* **PROBLEM**
Check every line of the entries below for the word "title", and copy the ones that have it.

Part of a data file
========

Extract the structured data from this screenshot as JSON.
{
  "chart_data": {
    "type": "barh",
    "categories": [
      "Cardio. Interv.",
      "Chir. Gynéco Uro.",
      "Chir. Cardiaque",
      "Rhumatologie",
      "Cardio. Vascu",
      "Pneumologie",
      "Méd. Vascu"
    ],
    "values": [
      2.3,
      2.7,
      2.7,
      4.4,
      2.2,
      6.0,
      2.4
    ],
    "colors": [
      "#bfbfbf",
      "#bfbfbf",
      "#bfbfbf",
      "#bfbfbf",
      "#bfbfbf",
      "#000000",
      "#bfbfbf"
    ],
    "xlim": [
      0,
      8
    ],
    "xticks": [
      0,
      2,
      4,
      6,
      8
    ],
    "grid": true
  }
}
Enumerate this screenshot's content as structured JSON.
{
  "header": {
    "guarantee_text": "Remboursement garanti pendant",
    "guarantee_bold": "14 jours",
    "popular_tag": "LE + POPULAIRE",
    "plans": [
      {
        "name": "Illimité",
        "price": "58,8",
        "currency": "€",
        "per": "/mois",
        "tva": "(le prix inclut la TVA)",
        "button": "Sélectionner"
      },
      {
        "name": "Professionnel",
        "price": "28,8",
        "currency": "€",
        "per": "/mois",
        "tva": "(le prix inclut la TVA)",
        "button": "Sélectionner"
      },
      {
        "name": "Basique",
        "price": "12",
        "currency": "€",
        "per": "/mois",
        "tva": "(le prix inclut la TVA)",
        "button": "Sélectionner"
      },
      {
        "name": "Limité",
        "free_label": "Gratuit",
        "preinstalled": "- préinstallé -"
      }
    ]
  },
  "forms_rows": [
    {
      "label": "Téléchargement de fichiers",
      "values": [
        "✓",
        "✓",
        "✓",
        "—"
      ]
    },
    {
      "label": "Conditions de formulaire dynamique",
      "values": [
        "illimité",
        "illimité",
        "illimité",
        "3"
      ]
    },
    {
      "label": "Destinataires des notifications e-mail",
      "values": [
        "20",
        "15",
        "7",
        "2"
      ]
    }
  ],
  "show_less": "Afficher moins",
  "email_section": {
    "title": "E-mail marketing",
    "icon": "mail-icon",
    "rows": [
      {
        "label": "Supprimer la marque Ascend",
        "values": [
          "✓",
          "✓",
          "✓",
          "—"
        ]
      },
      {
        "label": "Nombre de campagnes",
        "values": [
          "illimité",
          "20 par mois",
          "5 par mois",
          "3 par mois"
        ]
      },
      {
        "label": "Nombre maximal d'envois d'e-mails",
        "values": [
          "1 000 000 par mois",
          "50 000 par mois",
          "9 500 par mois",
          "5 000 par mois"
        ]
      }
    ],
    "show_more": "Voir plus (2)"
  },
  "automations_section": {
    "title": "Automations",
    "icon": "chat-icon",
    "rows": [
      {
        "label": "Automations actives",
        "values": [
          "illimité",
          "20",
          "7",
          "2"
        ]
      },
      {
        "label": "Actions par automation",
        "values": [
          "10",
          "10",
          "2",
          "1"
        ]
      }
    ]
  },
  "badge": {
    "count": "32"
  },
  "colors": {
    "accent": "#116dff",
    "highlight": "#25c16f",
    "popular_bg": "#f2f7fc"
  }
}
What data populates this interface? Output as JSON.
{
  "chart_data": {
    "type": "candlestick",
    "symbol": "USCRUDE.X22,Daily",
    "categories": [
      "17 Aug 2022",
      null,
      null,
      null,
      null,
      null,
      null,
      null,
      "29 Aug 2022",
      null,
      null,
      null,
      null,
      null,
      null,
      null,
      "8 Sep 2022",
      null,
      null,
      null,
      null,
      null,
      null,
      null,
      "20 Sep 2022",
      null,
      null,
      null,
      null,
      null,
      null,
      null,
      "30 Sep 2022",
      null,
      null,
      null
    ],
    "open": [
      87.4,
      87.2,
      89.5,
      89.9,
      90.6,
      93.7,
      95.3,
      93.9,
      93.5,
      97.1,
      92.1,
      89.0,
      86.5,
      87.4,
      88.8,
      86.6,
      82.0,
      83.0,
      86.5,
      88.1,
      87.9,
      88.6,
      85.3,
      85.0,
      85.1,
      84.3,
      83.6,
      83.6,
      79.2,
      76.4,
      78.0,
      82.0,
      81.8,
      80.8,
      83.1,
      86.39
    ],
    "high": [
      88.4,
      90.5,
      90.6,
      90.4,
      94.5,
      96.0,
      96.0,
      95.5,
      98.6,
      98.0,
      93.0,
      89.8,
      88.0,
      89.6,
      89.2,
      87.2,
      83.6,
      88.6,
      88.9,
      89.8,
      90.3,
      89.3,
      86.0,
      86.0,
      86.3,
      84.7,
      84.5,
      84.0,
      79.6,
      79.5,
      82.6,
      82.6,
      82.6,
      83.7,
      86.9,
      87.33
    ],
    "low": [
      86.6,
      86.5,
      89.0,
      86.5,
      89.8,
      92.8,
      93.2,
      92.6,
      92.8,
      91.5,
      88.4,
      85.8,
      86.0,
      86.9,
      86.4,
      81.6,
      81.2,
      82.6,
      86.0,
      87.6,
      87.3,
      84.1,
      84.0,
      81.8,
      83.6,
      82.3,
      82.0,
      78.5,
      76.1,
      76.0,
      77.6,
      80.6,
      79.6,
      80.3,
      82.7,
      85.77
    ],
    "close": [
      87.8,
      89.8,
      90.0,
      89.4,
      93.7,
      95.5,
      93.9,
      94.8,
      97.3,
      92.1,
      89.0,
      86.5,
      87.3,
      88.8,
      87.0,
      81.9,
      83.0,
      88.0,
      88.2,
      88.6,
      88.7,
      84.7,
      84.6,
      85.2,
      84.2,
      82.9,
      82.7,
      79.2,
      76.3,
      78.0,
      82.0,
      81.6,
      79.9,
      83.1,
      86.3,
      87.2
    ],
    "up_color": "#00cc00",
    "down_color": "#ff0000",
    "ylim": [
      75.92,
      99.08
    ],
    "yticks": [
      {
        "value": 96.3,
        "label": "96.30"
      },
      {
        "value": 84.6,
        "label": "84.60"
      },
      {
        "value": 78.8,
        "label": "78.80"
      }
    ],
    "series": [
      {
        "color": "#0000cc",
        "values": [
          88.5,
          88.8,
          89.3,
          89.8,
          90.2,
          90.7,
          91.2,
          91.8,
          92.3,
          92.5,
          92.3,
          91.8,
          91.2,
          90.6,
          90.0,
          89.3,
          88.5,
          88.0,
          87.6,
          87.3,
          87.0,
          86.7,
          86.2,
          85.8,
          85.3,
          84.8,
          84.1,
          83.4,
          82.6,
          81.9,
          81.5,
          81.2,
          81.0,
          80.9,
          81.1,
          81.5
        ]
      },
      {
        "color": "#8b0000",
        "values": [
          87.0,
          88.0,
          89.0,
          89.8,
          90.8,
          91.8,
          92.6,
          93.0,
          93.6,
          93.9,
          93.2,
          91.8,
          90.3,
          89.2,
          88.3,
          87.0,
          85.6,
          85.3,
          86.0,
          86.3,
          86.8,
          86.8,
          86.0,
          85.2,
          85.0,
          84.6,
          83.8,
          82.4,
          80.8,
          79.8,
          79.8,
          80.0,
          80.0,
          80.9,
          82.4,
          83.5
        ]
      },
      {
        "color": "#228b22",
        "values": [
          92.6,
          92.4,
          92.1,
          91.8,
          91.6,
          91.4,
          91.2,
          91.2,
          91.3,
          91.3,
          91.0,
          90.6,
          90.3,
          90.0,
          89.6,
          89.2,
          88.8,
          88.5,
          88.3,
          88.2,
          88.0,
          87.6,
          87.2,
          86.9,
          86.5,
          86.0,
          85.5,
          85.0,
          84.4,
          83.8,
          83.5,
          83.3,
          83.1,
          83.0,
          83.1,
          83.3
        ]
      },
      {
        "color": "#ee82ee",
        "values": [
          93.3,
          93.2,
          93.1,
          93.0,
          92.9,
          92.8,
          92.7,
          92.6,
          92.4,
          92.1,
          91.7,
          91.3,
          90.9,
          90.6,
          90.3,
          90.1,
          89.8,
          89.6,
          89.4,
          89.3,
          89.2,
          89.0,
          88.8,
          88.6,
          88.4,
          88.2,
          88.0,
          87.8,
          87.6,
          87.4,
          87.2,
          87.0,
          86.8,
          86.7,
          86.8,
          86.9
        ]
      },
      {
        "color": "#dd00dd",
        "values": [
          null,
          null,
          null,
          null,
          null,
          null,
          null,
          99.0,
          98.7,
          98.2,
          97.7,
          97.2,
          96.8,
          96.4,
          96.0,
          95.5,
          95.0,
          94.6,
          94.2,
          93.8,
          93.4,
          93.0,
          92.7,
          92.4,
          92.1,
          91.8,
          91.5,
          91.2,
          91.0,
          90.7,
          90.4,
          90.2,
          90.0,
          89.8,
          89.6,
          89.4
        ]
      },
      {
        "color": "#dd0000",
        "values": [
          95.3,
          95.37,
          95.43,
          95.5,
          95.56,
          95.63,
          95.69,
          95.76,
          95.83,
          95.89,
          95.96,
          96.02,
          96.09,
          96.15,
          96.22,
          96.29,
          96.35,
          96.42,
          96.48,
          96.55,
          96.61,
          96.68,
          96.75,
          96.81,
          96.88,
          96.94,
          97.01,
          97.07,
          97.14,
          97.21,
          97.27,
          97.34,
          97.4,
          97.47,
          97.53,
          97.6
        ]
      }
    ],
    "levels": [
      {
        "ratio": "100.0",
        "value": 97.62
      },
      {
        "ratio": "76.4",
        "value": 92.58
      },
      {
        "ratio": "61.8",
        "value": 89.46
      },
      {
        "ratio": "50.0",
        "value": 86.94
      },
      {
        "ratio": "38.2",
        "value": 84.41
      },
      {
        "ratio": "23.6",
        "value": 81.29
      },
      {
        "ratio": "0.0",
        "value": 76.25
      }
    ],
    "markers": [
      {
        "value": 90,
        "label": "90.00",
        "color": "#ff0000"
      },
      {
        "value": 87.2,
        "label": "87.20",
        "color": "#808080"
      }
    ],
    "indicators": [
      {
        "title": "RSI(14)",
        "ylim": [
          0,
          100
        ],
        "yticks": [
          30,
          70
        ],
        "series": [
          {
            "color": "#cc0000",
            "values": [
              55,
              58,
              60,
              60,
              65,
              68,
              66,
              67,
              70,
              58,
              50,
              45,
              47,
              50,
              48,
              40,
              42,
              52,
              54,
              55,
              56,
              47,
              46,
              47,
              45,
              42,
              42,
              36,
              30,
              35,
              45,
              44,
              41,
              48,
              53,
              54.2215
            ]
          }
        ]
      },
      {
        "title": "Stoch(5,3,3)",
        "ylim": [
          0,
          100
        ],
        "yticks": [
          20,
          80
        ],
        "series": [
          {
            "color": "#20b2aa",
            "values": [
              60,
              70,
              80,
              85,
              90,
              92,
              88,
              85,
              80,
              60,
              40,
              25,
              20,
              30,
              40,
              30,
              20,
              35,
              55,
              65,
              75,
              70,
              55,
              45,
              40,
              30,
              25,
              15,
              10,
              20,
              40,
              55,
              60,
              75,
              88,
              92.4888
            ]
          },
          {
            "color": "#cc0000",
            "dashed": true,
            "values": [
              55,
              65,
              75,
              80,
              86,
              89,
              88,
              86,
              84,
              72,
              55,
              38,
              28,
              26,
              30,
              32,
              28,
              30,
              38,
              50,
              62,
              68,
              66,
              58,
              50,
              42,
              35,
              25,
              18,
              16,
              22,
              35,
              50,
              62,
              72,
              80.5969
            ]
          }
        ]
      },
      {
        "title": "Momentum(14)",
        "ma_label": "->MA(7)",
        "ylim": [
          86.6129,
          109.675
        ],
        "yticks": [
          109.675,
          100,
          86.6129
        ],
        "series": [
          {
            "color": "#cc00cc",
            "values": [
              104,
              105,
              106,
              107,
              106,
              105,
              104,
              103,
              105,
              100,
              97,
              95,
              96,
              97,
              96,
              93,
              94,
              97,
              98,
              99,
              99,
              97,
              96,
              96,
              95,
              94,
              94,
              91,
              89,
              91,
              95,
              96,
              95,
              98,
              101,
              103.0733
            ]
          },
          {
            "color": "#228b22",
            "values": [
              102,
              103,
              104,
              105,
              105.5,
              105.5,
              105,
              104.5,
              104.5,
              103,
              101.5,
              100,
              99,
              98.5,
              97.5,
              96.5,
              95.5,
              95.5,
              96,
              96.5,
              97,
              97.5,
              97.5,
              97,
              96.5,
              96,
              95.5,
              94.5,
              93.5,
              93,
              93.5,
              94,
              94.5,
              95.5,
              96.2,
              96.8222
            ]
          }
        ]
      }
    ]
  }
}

========

* **ANSWER TO THE EXERCISE**
    "title": "E-mail marketing",
    "title": "Automations",
        "title": "RSI(14)",
        "title": "Stoch(5,3,3)",
        "title": "Momentum(14)",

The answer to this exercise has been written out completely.